> _Written instruction A_
Please locate each line in the records that contains the string "decrease", and copy those lines out.

> _Source document_
····················

Jordan s/t (Jordan), Friday, 29 December 2023 16:53 (two years ago)

xps I haven't seen it in a while, but The Limey is probably my favorite Soderbergh film, and I've always liked Stamp in it (and everyone else). I haven't kept up with Soderbergh's work, but aside from The Limey, I don't recall ever revisiting his past work - the ones I'd probably want to see again are Sex, Lies, and Videotape, King of the Hill, Che (maybe my favorite del Toro performance) and The Informant! (maybe my favorite Matt Damon performance). And I still haven't seen The Underneath - I've heard it's supposed to be excellent.

birdistheword, Friday, 29 December 2023 18:52 (two years ago)

xp I watched it a couple months ago... I think the whole Guyanese investment was more of a macguffin, it wasn't that it kickstarted his career, just that it was the most prominent skeleton in the family's closet. the mic drop of that as the final scene was just that all this trouble happened for essentially nothing. that underlining the racial commentary of the whole show

Lavator Shemmelpennick, Friday, 29 December 2023 20:04 (two years ago)

····················

> _Input_
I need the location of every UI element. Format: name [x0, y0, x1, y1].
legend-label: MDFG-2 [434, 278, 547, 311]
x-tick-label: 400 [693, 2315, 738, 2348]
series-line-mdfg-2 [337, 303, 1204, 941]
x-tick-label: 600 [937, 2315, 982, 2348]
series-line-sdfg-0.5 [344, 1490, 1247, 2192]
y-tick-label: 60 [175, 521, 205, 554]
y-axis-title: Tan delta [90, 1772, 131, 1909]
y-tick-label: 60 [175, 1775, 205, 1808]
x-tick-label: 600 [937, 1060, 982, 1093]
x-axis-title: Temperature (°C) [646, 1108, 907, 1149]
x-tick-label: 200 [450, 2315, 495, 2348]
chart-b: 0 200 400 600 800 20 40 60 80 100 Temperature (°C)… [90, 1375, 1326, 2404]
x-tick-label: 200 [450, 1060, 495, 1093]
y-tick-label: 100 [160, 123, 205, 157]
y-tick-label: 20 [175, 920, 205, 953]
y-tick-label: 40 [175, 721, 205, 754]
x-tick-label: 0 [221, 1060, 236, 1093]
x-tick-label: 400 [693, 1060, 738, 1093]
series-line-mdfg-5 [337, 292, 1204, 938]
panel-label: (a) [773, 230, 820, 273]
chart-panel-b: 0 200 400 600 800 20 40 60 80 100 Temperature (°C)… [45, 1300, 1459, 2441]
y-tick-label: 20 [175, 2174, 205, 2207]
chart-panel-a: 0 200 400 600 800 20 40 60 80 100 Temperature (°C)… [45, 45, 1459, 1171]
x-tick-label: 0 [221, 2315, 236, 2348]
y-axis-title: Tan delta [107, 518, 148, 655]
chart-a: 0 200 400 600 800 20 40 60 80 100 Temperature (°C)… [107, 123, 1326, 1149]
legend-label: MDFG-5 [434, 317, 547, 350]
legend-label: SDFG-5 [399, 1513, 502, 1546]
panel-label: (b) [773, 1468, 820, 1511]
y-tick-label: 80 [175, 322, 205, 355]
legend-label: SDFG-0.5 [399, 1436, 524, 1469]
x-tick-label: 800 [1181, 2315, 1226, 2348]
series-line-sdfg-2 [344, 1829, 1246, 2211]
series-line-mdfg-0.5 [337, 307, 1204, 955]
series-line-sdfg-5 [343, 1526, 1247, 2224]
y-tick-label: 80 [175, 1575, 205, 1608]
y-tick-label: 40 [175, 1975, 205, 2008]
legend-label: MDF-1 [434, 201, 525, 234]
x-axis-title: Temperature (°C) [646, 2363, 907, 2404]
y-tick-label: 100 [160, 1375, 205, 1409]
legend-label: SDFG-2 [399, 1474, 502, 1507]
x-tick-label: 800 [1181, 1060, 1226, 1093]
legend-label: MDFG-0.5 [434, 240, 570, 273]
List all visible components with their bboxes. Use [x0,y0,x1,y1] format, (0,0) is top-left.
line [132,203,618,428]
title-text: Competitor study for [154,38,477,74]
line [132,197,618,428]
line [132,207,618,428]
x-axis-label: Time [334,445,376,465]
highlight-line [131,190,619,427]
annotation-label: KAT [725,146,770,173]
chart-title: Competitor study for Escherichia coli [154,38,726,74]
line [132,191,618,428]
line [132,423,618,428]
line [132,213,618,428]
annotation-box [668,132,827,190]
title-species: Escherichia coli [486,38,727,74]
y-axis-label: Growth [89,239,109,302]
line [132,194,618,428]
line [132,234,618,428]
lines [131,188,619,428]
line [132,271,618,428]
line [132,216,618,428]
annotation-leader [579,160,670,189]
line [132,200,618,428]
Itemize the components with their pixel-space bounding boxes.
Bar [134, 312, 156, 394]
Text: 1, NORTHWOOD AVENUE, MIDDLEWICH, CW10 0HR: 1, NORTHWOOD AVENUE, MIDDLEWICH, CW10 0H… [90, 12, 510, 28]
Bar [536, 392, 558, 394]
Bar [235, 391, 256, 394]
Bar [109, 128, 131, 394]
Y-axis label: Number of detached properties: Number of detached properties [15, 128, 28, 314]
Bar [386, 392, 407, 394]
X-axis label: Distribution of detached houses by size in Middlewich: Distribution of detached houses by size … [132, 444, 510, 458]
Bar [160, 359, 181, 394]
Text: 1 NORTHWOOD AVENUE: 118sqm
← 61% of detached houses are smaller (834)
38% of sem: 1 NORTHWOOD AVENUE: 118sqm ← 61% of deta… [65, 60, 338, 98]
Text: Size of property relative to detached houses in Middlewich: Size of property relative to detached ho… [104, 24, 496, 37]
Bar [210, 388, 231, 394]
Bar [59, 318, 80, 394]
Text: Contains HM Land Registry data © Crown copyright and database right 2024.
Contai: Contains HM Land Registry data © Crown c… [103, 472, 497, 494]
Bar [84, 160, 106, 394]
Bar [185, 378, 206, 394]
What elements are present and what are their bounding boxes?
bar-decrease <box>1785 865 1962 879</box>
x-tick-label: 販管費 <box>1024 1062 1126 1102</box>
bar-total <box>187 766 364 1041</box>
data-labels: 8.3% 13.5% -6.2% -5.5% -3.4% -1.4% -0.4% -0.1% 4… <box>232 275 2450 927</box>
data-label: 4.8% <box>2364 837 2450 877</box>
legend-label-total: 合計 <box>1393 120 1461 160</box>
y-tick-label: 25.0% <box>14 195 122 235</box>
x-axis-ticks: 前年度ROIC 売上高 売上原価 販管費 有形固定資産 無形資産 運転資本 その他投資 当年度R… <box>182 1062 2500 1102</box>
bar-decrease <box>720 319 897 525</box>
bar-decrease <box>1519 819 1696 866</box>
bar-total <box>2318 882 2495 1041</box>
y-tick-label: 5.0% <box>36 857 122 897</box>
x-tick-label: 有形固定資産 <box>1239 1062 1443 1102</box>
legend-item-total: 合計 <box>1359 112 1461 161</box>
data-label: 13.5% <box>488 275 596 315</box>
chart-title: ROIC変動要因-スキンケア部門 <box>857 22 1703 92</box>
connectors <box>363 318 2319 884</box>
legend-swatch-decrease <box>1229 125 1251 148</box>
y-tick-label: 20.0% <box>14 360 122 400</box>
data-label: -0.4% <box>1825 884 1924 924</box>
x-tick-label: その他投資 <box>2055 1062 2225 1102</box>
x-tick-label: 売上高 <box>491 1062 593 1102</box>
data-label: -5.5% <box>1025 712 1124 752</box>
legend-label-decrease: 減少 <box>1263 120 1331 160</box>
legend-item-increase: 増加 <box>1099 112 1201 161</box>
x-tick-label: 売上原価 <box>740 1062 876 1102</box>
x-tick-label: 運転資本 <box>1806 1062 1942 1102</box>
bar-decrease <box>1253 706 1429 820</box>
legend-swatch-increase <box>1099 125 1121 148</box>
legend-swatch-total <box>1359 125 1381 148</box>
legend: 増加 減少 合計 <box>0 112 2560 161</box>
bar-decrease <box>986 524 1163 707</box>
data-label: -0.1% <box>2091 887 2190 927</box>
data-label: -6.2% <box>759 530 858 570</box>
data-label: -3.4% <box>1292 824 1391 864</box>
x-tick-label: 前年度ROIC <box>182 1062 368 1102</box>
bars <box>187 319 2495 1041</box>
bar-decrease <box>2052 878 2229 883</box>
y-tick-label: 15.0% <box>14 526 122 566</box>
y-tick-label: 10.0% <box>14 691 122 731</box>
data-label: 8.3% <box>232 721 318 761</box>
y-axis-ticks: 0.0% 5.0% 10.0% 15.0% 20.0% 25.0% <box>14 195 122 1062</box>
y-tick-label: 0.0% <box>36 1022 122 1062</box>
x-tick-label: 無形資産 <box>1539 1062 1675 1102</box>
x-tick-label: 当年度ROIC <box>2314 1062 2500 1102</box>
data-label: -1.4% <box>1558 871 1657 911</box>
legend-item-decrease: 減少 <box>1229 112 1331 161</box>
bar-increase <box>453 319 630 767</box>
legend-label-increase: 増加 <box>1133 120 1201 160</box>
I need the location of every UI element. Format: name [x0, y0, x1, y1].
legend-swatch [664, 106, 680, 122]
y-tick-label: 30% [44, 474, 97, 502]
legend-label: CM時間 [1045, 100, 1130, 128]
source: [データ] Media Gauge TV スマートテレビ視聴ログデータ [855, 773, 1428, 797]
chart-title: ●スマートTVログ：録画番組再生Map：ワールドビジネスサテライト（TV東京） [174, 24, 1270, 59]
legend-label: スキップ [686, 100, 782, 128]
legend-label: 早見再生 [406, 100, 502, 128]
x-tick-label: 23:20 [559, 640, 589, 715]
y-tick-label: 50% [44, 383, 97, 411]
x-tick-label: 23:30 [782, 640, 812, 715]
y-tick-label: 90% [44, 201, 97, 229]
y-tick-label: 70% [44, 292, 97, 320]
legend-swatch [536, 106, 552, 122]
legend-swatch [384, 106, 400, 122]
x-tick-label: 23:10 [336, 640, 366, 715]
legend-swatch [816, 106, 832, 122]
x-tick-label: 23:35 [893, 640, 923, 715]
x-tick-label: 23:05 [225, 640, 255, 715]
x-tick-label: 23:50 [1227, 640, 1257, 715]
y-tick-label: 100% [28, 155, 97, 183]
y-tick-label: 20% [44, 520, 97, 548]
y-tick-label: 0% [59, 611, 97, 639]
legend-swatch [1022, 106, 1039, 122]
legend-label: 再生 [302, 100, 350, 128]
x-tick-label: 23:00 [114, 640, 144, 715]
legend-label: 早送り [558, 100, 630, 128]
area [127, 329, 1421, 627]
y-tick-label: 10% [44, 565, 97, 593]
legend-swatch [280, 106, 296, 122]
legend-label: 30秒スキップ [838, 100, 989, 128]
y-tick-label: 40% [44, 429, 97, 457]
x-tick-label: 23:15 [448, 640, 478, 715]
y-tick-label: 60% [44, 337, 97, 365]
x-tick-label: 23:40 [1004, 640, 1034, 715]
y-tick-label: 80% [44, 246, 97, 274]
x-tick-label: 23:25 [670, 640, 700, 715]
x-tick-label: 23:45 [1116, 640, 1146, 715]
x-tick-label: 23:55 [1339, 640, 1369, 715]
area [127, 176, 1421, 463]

····················

> _Written instruction B_
In the forum thread about Soderbergh's films, which of his films does the writer say they still haven't seen?

> _Correct response A_
bar-decrease <box>1785 865 1962 879</box>
bar-decrease <box>720 319 897 525</box>
bar-decrease <box>1519 819 1696 866</box>
legend-swatch-decrease <box>1229 125 1251 148</box>
legend-label-decrease: 減少 <box>1263 120 1331 160</box>
bar-decrease <box>1253 706 1429 820</box>
bar-decrease <box>986 524 1163 707</box>
bar-decrease <box>2052 878 2229 883</box>
legend-item-decrease: 減少 <box>1229 112 1331 161</box>

> _Correct response B_
The Underneath